> **GOAL**
Transcribe, word for word, every line from the one containing "Convert this document image to plain text." through the final line of the records, and omit the pictures.

> **RECORDS FOR PROCESSING**

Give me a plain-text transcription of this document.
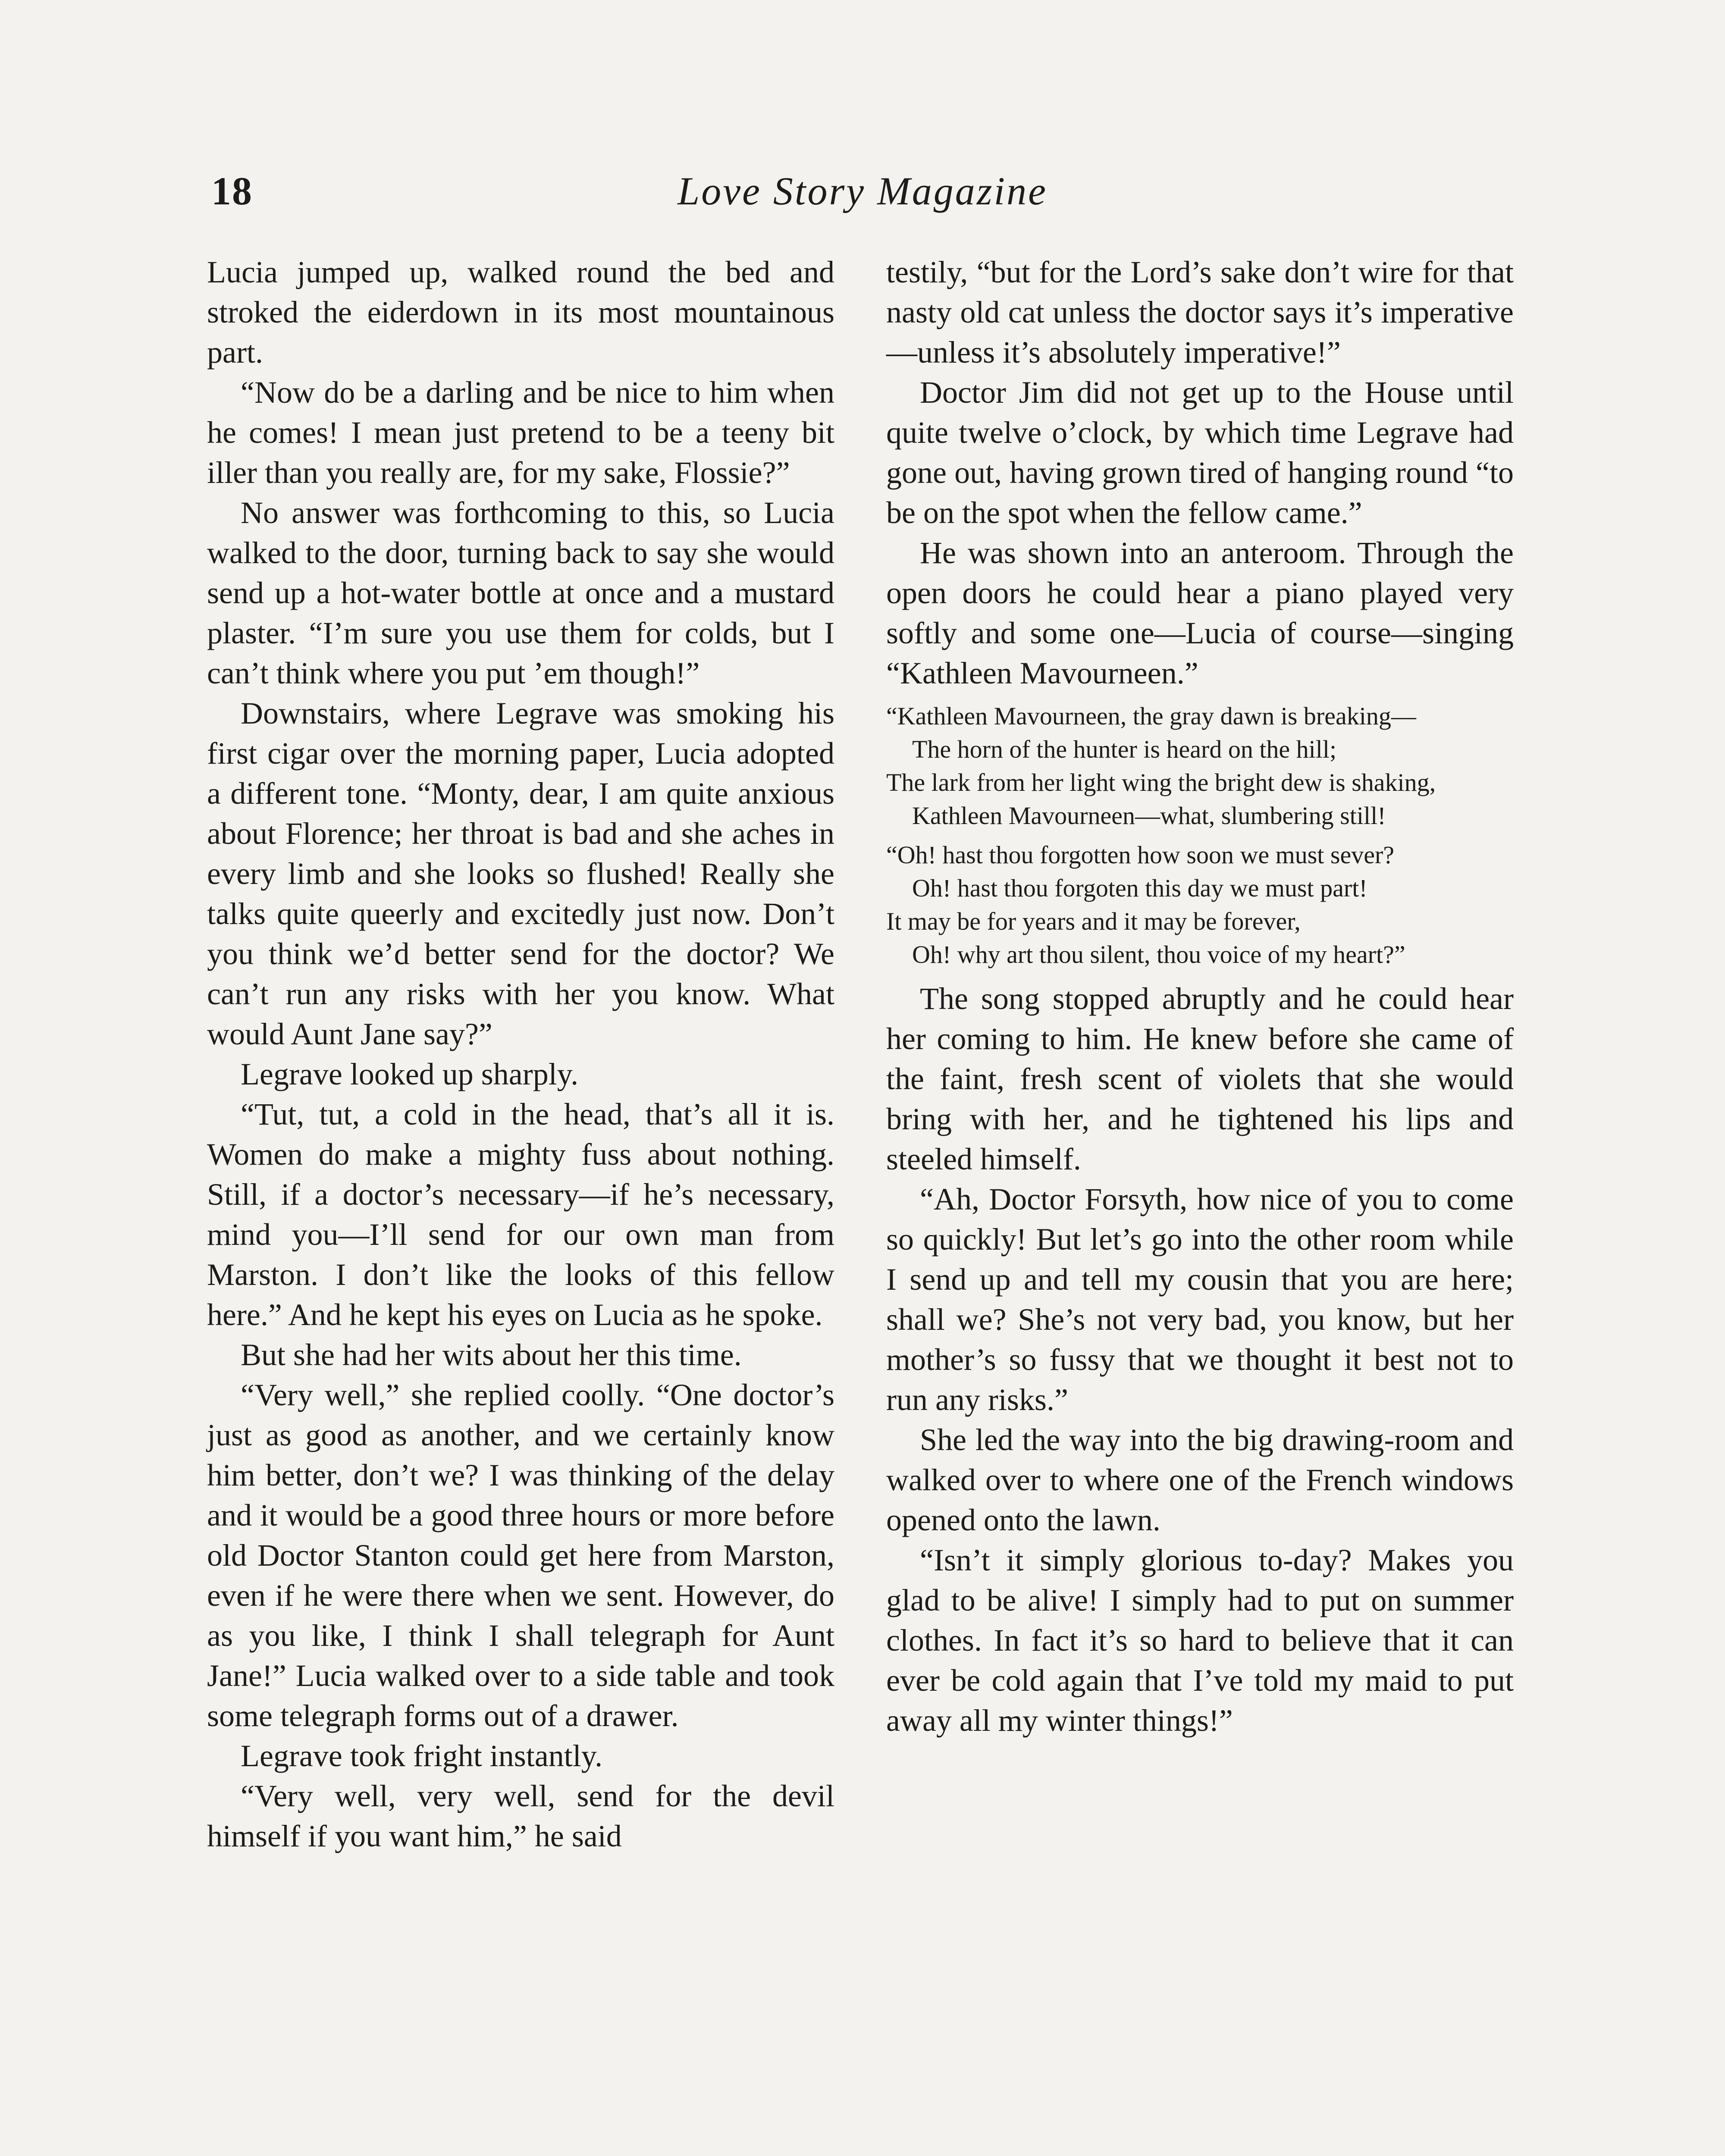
18	Love Story Magazine

Lucia jumped up, walked round the bed and stroked the eiderdown in its most mountainous part.

“Now do be a darling and be nice to him when he comes! I mean just pretend to be a teeny bit iller than you really are, for my sake, Flossie?”

No answer was forthcoming to this, so Lucia walked to the door, turning back to say she would send up a hot-water bottle at once and a mustard plaster. “I’m sure you use them for colds, but I can’t think where you put ’em though!”

Downstairs, where Legrave was smoking his first cigar over the morning paper, Lucia adopted a different tone. “Monty, dear, I am quite anxious about Florence; her throat is bad and she aches in every limb and she looks so flushed! Really she talks quite queerly and excitedly just now. Don’t you think we’d better send for the doctor? We can’t run any risks with her you know. What would Aunt Jane say?”

Legrave looked up sharply.

“Tut, tut, a cold in the head, that’s all it is. Women do make a mighty fuss about nothing. Still, if a doctor’s necessary—if he’s necessary, mind you—I’ll send for our own man from Marston. I don’t like the looks of this fellow here.” And he kept his eyes on Lucia as he spoke.

But she had her wits about her this time.

“Very well,” she replied coolly. “One doctor’s just as good as another, and we certainly know him better, don’t we? I was thinking of the delay and it would be a good three hours or more before old Doctor Stanton could get here from Marston, even if he were there when we sent. However, do as you like, I think I shall telegraph for Aunt Jane!” Lucia walked over to a side table and took some telegraph forms out of a drawer.

Legrave took fright instantly.

“Very well, very well, send for the devil himself if you want him,” he said

testily, “but for the Lord’s sake don’t wire for that nasty old cat unless the doctor says it’s imperative—unless it’s absolutely imperative!”

Doctor Jim did not get up to the House until quite twelve o’clock, by which time Legrave had gone out, having grown tired of hanging round “to be on the spot when the fellow came.”

He was shown into an anteroom. Through the open doors he could hear a piano played very softly and some one—Lucia of course—singing “Kathleen Mavourneen.”

“Kathleen Mavourneen, the gray dawn is breaking—
The horn of the hunter is heard on the hill;
The lark from her light wing the bright dew is shaking,
Kathleen Mavourneen—what, slumbering still!
“Oh! hast thou forgotten how soon we must sever?
Oh! hast thou forgoten this day we must part!
It may be for years and it may be forever,
Oh! why art thou silent, thou voice of my heart?”

The song stopped abruptly and he could hear her coming to him. He knew before she came of the faint, fresh scent of violets that she would bring with her, and he tightened his lips and steeled himself.

“Ah, Doctor Forsyth, how nice of you to come so quickly! But let’s go into the other room while I send up and tell my cousin that you are here; shall we? She’s not very bad, you know, but her mother’s so fussy that we thought it best not to run any risks.”

She led the way into the big drawing-room and walked over to where one of the French windows opened onto the lawn.

“Isn’t it simply glorious to-day? Makes you glad to be alive! I simply had to put on summer clothes. In fact it’s so hard to believe that it can ever be cold again that I’ve told my maid to put away all my winter things!”
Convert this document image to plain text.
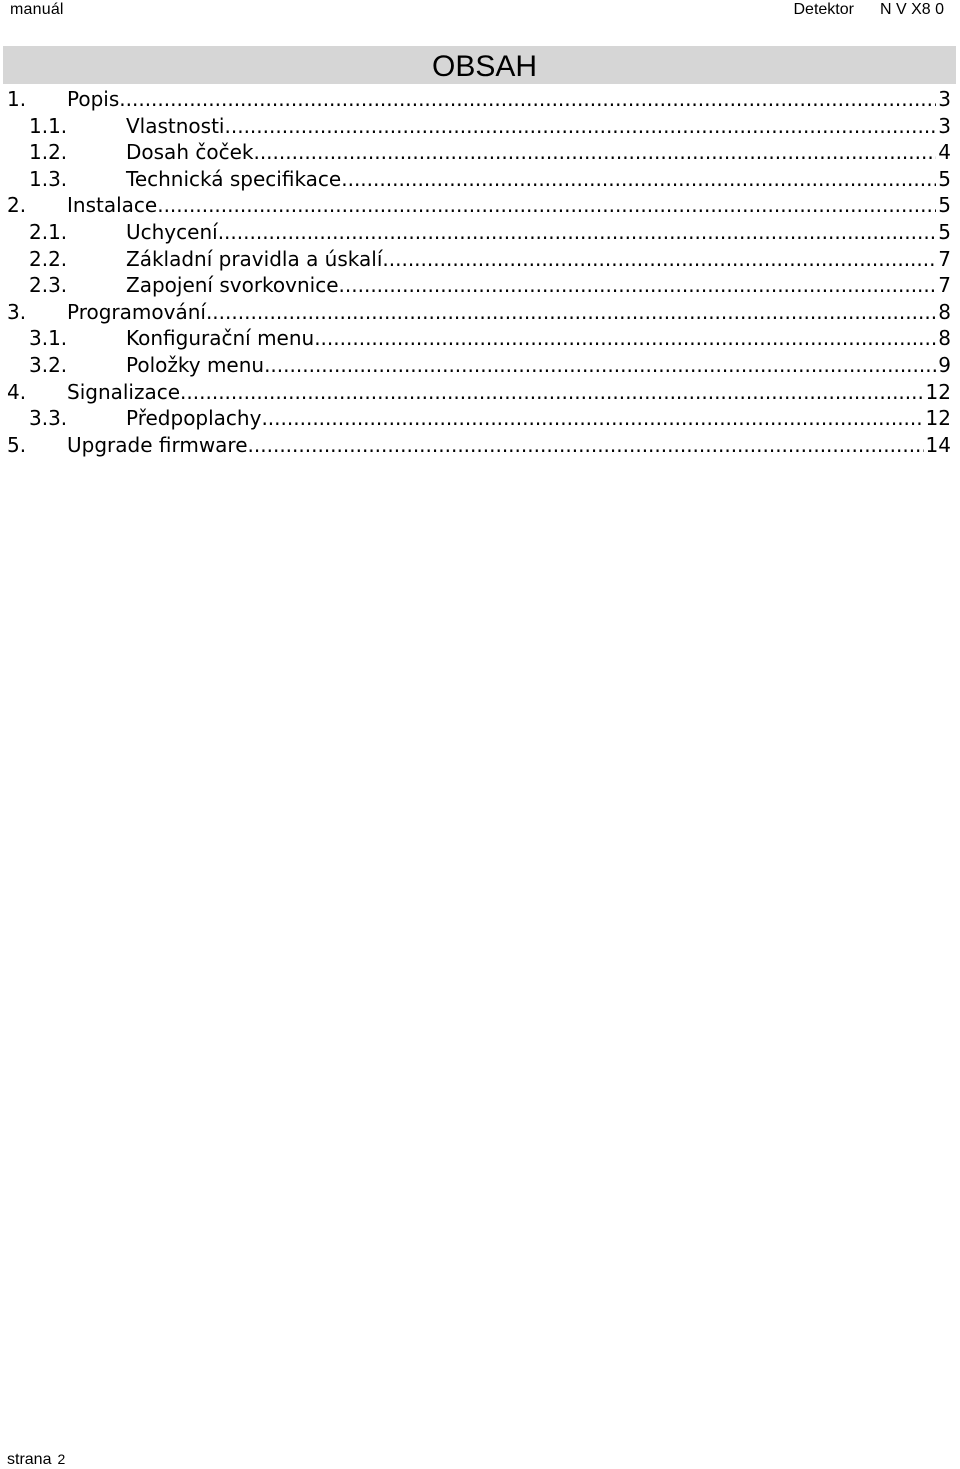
manuál	Detektor N V X8 0
OBSAH
1.	Popis .....	3
1.1.	Vlastnosti .....	3
1.2.	Dosah čoček .....	4
1.3.	Technická specifikace .....	5
2.	Instalace .....	5
2.1.	Uchycení .....	5
2.2.	Základní pravidla a úskalí .....	7
2.3.	Zapojení svorkovnice .....	7
3.	Programování .....	8
3.1.	Konfigurační menu .....	8
3.2.	Položky menu .....	9
4.	Signalizace .....	12
3.3.	Předpoplachy .....	12
5.	Upgrade firmware .....	14
strana 2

> **RIGHT ANSWER**
Convert this document image to plain text.
manuál	Detektor N V X8 0
OBSAH
1.	Popis .....	3
1.1.	Vlastnosti .....	3
1.2.	Dosah čoček .....	4
1.3.	Technická specifikace .....	5
2.	Instalace .....	5
2.1.	Uchycení .....	5
2.2.	Základní pravidla a úskalí .....	7
2.3.	Zapojení svorkovnice .....	7
3.	Programování .....	8
3.1.	Konfigurační menu .....	8
3.2.	Položky menu .....	9
4.	Signalizace .....	12
3.3.	Předpoplachy .....	12
5.	Upgrade firmware .....	14
strana 2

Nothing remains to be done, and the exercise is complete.